*** GIVEN PASSAGE Section Begins ***

Menorah, a Delaware corporation with its principal place of business in Kansas, operates one hospital in Kansas. (Docket Entry No. 43-1, Gafford Declaration at ¶ 2). HCA is the "indirect parent corporation of Menorah." Id. at ¶ 3. Menorah's executive officers, however, manage Menorah's operations and Menorah pays its officers' compensation. Id. at ¶¶4-5. These officers are not HCA employees. Id. at ¶ 5. Menorah's officers manage "all aspects" of Menorah's business, including all decisions involving non- exempt employees' pay, work schedule, and shifts. Id. at ¶¶ 7, 9-10. Neither HCA nor any other HCA subsidiary determines "the pay rate of Menorah's employees." Id. at ¶ 9. Prior to its acquisition or affiliation with HCA, Menorah's directors and managers "determined" the method "most effective" to communicate its "automatic meal deduction" policy and time keeping system. Id. at ¶¶ 22, 24. Under this system, employees who worked through meal time are compensated. Id. at ¶ 23. Menorah trains and disciplines its employees, but has a contractual arrangement with HCA Management Services, Inc., as a consultant for various administrative, human resources, benefits and support services. Id. at ¶¶ 12-14.

Menorah utilizes the Kronos time keeper computer program for its payroll system. Id. at ¶ 21. Menorah lacks any ties to Tennessee as to Menorah's employees and the conduct of its business. Id. at ¶ 15.

*** GIVEN PASSAGE Section Ends ***
*** LISTED RECORDS Section Begins ***

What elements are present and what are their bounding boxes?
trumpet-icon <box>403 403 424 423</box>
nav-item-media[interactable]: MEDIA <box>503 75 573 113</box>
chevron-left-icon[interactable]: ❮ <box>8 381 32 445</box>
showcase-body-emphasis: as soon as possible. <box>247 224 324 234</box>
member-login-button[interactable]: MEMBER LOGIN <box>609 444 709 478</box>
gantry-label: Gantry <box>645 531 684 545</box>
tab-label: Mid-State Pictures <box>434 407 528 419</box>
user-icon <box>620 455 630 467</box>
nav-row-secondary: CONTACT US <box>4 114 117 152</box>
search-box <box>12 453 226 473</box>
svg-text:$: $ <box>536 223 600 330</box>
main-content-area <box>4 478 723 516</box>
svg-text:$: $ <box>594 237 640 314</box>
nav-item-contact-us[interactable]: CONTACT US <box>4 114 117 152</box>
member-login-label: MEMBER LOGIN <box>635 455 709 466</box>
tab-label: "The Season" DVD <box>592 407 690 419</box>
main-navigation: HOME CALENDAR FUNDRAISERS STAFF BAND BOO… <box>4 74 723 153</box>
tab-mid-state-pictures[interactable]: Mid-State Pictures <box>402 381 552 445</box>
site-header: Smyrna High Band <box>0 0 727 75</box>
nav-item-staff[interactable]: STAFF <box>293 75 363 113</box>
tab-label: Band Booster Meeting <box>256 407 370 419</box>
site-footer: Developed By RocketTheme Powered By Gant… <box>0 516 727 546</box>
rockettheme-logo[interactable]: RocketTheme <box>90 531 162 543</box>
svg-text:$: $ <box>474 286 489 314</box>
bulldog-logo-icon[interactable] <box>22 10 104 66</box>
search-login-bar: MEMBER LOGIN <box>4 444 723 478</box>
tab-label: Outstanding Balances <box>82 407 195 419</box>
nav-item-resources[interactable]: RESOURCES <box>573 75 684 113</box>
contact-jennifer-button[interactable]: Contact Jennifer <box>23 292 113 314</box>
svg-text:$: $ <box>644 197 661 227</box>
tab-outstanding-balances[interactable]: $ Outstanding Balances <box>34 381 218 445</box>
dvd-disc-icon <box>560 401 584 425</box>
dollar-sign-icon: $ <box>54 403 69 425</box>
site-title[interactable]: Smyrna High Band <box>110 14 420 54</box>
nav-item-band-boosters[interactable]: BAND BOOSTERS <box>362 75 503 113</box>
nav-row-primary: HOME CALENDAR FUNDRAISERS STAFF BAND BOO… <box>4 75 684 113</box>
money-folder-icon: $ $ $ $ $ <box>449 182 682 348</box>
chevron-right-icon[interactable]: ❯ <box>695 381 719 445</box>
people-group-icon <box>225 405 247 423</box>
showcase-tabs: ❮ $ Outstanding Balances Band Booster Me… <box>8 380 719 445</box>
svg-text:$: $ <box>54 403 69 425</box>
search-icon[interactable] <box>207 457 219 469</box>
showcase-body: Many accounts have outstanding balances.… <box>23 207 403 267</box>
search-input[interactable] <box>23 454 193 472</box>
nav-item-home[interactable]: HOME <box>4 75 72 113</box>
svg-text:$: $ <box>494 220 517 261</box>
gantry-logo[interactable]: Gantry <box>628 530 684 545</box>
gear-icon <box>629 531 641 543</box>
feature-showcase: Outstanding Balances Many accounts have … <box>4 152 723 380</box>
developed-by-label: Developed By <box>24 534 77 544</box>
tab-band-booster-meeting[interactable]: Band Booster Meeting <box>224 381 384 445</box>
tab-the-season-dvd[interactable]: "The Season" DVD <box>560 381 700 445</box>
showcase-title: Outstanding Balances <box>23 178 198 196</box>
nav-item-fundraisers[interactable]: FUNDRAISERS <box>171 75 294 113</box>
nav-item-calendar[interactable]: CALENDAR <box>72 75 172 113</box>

*** LISTED RECORDS Section Ends ***

**EXERCISE TASKS**
#1 Answer these questions from the Menorah passage:
(a) In which state does Menorah have its principal place of business?
(b) What computer program does Menorah use for its payroll system?
(c) In what capacity does HCA Management Services, Inc. serve Menorah under their contractual arrangement?
#2 Carry on the Menorah passage, starting after its final sentence.

**RESULTS FOR THE EXERCISE**
#1
(a) Kansas
(b) The Kronos time keeper computer program
(c) As a consultant for various administrative, human resources, benefits and support services

#2
b. MHSSA

According to Nancy Meadows, MHSSA's chief financial officer, MHSSA is a Texas limited liability partnership that is headquartered in San Antonio, Texas. (Docket Entry No. 46-1, Meadows Declaration at ¶¶ 2-3). MHSSA is a joint venture with equal 50% partners consisting of MHSSA, a Texas not-for-profit corporation and Columbia HCA of Central Texas, Inc., ("CHCACT") that has its principal office in Texas. Id. at ¶ 5. MHSSA owns Northeast Methodist Hospital that is not a separate entity. Id. at ¶ 3. MHSSA is not an HCA subsidiary. Id. at ¶ 5. "[T]he day-to-day operations of [MHSSA] are controlled by [MHSSA] management" that has "its own books, handles its own finances and pays its own taxes." Id. at ¶ 6. Each MHSSA facility in Texas "implements," "staff schedule, break times, and recording of work time." Id. at ¶ 7. Any services from HCA are by "contractual agreements" at "market value." Id

c. HCA

Given MHSSA's and Menorah's alleged ties to HCA and Plaintiffs' reliance on those ties for their prima facie showing of personal jurisdiction over MHSSA and Menorah, the Court considers the proof about HCA.

HCA, a Delaware corporation with its principal place of business in Tennessee, is a non-operating holding and parent corporation whose primary assets are the stocks and other equity interests of its subsidiaries. (Docket Entry No. 44, Bray Declaration at ¶ 3). HCA has "Operating Subsidiaries" that own and operate approximately 156 hospitals referred to as "Affiliated Hospitals" in the United States. Id. at ¶¶ 2, 5. HCA's Operating Subsidiaries are indirect HCA subsidiaries in that their stock and other equity interests are controlled through intermediary companies, each of which is a separate legal entity. Id. at ¶ 6. Thus, at least one level of ownership separates each Operating Subsidiary from HCA. Id In a word, HCA does not directly own any of its Affiliated Hospitals. Id. at ¶¶ 7-14.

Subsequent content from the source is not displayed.